• [THE EXERCISE]: Pictures do not belong in the copy; quote every entry below exactly.

• [SUPPLIED DATA]:
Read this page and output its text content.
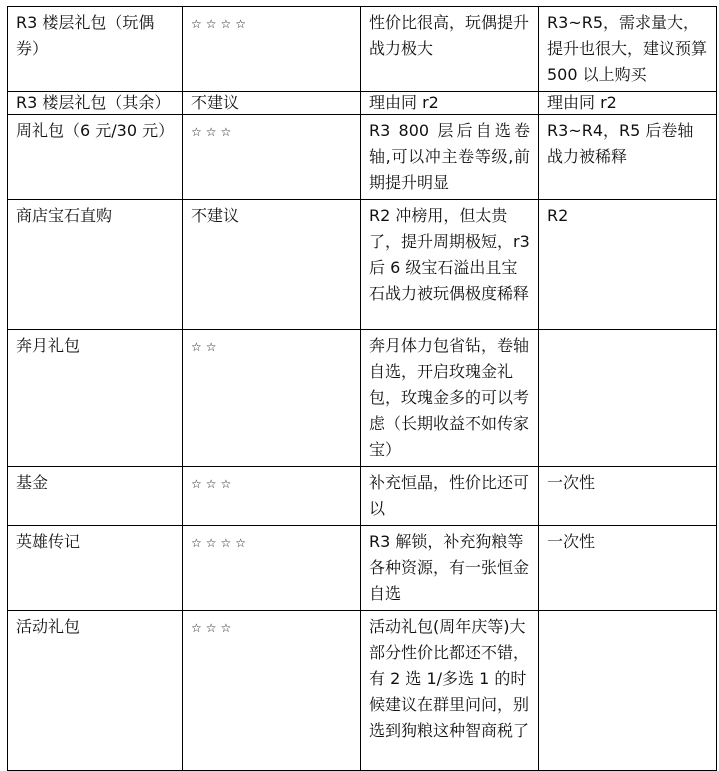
R3 楼层礼包（玩偶券）	☆☆☆☆	性价比很高，玩偶提升战力极大	R3~R5，需求量大，提升也很大，建议预算 500 以上购买
R3 楼层礼包（其余）	不建议	理由同 r2	理由同 r2
周礼包（6 元/30 元）	☆☆☆	R3 800 层后自选卷轴,可以冲主卷等级,前期提升明显	R3~R4，R5 后卷轴战力被稀释
商店宝石直购	不建议	R2 冲榜用，但太贵了，提升周期极短，r3 后 6 级宝石溢出且宝石战力被玩偶极度稀释	R2
奔月礼包	☆☆	奔月体力包省钻，卷轴自选，开启玫瑰金礼包，玫瑰金多的可以考虑（长期收益不如传家宝）	
基金	☆☆☆	补充恒晶，性价比还可以	一次性
英雄传记	☆☆☆☆	R3 解锁，补充狗粮等各种资源，有一张恒金自选	一次性
活动礼包	☆☆☆	活动礼包(周年庆等)大部分性价比都还不错，有 2 选 1/多选 1 的时候建议在群里问问，别选到狗粮这种智商税了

• [TASK RESULT]:
Read this page and output its text content.
R3 楼层礼包（玩偶券）	☆☆☆☆	性价比很高，玩偶提升战力极大	R3~R5，需求量大，提升也很大，建议预算 500 以上购买
R3 楼层礼包（其余）	不建议	理由同 r2	理由同 r2
周礼包（6 元/30 元）	☆☆☆	R3 800 层后自选卷轴,可以冲主卷等级,前期提升明显	R3~R4，R5 后卷轴战力被稀释
商店宝石直购	不建议	R2 冲榜用，但太贵了，提升周期极短，r3 后 6 级宝石溢出且宝石战力被玩偶极度稀释	R2
奔月礼包	☆☆	奔月体力包省钻，卷轴自选，开启玫瑰金礼包，玫瑰金多的可以考虑（长期收益不如传家宝）	
基金	☆☆☆	补充恒晶，性价比还可以	一次性
英雄传记	☆☆☆☆	R3 解锁，补充狗粮等各种资源，有一张恒金自选	一次性
活动礼包	☆☆☆	活动礼包(周年庆等)大部分性价比都还不错，有 2 选 1/多选 1 的时候建议在群里问问，别选到狗粮这种智商税了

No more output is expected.